| Exercise brief |
Among the records that follow, count the lines with the string "JSON"; report only that count.
--- BEGIN ---
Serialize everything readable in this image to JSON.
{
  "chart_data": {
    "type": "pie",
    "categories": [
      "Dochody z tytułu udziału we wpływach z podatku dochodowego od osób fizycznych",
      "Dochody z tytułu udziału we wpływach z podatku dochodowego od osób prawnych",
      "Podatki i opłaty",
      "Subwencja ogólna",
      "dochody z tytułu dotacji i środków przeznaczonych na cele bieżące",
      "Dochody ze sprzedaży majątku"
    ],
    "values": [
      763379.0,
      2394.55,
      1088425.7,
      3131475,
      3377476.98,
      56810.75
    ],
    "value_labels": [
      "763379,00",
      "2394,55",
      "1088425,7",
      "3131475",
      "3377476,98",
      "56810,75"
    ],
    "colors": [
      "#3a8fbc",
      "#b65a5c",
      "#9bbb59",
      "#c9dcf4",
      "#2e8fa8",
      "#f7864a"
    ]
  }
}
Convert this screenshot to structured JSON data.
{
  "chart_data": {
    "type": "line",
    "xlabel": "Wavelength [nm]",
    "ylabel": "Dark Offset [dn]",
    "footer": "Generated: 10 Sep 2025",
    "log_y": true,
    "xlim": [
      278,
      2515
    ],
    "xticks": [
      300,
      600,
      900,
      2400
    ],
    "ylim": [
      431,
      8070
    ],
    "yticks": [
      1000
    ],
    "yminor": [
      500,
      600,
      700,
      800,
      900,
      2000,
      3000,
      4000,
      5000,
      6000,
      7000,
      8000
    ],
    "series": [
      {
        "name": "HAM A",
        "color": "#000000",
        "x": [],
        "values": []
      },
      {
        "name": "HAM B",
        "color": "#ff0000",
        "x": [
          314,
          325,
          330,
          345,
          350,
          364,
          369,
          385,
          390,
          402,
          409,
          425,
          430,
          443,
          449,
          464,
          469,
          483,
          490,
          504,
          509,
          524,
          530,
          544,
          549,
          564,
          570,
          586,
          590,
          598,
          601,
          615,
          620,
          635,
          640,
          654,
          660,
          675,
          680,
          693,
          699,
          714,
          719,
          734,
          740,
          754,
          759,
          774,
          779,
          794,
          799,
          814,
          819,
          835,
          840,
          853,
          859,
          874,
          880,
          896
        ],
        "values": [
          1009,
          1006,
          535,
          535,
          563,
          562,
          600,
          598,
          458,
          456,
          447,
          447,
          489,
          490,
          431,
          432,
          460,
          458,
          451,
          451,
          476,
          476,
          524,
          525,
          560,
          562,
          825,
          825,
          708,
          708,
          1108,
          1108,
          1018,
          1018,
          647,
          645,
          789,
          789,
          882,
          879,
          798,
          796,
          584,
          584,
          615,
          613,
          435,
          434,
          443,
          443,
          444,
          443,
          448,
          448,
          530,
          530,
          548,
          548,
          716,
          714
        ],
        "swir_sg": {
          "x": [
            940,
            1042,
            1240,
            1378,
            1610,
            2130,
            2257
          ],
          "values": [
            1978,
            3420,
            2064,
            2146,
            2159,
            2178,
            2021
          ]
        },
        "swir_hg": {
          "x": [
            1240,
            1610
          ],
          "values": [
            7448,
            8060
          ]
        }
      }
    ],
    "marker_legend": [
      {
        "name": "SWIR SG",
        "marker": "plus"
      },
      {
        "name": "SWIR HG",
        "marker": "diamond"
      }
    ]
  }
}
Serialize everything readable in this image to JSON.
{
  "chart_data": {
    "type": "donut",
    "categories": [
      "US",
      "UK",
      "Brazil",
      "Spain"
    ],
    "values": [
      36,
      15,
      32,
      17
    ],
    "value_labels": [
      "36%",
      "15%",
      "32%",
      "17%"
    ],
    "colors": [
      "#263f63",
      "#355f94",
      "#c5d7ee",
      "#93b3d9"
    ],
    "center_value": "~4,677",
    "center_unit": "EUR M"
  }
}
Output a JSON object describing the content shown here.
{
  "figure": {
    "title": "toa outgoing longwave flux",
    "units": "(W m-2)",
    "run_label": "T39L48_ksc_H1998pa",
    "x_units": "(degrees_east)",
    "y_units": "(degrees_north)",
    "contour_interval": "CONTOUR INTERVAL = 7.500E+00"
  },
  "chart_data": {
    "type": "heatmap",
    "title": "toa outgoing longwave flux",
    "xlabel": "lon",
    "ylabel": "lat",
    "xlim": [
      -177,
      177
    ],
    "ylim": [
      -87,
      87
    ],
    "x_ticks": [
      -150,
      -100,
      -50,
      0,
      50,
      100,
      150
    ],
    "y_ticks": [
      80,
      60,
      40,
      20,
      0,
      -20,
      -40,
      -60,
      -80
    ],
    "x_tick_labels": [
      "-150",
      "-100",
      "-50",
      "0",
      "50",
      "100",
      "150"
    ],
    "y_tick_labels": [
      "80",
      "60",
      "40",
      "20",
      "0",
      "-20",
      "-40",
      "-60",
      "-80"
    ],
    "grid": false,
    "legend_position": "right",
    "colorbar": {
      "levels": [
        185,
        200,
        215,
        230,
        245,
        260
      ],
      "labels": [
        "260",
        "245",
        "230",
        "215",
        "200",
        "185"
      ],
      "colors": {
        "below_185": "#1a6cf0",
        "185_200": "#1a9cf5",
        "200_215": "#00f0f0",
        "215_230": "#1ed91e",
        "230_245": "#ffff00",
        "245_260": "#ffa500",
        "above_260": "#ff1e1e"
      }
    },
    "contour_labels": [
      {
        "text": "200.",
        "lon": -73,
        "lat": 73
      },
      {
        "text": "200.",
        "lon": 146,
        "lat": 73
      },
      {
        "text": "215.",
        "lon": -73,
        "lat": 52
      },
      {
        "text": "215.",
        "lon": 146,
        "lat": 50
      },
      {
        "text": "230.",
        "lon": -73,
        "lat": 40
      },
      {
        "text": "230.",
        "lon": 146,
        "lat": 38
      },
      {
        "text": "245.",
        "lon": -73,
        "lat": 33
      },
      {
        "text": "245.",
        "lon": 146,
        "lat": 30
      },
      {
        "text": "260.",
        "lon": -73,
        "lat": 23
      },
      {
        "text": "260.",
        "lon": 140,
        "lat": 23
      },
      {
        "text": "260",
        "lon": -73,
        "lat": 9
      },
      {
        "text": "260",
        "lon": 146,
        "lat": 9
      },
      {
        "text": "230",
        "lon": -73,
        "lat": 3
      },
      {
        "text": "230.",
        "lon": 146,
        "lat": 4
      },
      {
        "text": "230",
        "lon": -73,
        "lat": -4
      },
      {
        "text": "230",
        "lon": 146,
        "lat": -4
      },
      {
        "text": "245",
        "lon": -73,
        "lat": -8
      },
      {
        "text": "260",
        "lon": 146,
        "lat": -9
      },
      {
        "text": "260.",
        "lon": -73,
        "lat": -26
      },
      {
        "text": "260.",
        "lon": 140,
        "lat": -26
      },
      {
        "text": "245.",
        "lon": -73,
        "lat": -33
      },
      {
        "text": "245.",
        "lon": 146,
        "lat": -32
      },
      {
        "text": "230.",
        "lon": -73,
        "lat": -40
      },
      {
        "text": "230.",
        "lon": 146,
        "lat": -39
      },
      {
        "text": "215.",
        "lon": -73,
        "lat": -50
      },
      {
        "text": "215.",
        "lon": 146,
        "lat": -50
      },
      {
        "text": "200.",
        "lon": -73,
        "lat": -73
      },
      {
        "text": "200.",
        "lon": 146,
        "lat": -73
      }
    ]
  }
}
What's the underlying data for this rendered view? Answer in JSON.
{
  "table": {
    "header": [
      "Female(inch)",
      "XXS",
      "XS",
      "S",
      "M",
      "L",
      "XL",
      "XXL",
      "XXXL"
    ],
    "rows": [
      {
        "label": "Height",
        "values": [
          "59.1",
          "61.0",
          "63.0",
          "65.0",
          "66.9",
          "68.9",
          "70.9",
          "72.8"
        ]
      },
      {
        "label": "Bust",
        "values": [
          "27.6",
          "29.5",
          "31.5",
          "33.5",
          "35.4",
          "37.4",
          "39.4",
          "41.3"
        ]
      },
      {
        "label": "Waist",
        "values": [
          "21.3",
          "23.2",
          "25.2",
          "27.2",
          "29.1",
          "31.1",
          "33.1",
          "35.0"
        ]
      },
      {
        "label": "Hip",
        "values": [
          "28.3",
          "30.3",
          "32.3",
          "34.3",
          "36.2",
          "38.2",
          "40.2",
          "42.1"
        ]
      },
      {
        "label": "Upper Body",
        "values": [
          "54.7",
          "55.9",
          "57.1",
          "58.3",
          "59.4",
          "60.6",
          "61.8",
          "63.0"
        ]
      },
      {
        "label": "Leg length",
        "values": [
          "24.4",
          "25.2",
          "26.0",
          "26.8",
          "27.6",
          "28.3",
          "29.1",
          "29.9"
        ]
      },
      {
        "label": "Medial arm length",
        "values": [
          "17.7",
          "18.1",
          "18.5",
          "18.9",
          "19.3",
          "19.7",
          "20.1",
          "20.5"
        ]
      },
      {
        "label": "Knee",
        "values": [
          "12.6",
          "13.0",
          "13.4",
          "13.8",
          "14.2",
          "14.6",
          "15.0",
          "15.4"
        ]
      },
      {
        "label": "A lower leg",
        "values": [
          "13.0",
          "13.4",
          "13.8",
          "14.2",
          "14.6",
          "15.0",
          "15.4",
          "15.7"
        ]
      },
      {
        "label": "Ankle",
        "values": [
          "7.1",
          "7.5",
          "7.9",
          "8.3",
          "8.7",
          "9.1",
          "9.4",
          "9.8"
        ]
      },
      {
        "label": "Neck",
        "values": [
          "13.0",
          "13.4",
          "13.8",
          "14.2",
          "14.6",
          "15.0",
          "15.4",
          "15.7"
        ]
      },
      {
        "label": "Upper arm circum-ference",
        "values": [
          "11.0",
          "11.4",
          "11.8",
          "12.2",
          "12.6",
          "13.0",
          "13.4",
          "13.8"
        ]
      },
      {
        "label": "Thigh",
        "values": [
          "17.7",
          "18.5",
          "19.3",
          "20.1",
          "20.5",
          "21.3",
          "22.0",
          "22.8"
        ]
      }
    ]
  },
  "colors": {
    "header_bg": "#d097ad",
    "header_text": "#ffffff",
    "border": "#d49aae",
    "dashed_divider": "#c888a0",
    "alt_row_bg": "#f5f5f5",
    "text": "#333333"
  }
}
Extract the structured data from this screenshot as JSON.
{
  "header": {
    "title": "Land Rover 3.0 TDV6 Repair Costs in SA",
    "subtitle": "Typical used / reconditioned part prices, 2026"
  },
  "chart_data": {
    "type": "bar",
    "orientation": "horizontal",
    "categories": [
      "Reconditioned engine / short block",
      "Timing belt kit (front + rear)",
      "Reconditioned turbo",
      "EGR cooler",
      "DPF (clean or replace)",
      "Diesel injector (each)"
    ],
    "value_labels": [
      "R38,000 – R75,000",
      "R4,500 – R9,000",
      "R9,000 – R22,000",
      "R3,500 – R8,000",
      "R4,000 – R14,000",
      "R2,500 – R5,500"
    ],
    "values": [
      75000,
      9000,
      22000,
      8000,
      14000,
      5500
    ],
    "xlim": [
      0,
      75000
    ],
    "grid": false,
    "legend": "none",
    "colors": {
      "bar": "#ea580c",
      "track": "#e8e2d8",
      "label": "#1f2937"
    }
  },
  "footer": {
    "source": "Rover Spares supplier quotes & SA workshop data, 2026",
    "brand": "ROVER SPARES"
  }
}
--- END ---
| Answer to this problem |
6